(Records of document pages and text)

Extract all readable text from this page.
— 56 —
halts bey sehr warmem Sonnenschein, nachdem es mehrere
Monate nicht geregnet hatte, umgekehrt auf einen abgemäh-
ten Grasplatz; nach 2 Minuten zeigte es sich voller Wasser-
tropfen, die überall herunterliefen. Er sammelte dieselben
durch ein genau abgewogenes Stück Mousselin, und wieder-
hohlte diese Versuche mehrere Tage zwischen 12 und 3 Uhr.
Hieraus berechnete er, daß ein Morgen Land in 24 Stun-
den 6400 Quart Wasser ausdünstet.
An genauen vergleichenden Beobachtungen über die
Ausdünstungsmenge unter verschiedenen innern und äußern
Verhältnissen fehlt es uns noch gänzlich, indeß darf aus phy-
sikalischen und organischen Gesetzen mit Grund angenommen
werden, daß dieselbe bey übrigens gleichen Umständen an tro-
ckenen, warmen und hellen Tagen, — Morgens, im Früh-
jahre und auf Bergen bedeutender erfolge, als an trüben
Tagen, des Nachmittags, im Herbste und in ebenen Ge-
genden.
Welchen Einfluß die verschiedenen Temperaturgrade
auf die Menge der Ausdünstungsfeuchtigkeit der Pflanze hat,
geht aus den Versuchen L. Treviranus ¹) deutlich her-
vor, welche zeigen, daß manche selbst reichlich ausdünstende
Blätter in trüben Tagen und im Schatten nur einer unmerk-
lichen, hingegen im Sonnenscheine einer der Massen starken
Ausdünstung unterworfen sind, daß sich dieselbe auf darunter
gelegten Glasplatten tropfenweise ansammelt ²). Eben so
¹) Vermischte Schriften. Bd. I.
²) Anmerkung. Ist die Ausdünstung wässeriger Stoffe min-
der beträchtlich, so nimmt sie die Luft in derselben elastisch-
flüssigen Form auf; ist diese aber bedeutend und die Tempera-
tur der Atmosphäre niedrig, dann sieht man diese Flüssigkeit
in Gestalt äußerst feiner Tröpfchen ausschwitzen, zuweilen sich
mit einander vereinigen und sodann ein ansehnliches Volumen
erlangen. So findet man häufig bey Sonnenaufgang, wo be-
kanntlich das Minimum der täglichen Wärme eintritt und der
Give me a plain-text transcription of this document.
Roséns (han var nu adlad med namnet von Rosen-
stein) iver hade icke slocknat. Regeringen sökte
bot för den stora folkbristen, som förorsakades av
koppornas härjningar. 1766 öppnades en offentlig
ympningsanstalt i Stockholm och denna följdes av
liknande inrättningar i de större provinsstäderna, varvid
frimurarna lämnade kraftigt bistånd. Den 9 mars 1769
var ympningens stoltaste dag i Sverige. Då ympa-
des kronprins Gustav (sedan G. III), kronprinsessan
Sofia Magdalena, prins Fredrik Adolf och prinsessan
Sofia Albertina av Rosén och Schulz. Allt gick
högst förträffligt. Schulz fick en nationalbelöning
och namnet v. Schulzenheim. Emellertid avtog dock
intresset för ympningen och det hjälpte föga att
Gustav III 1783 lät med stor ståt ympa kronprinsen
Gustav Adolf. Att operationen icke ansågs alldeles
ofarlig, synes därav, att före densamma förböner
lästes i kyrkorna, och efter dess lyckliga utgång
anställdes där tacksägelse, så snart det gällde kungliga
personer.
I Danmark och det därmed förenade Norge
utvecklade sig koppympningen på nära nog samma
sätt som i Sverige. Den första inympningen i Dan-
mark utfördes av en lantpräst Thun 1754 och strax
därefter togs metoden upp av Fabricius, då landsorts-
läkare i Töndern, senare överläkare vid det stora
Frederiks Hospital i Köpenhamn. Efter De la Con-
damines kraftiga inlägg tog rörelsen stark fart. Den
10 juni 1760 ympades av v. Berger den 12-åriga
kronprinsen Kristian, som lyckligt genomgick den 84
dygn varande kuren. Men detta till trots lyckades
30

• YOUR TASK: A single figure is required: the number of lines in the entries that hold the string "icke".

• WRITTEN ANSWER: 2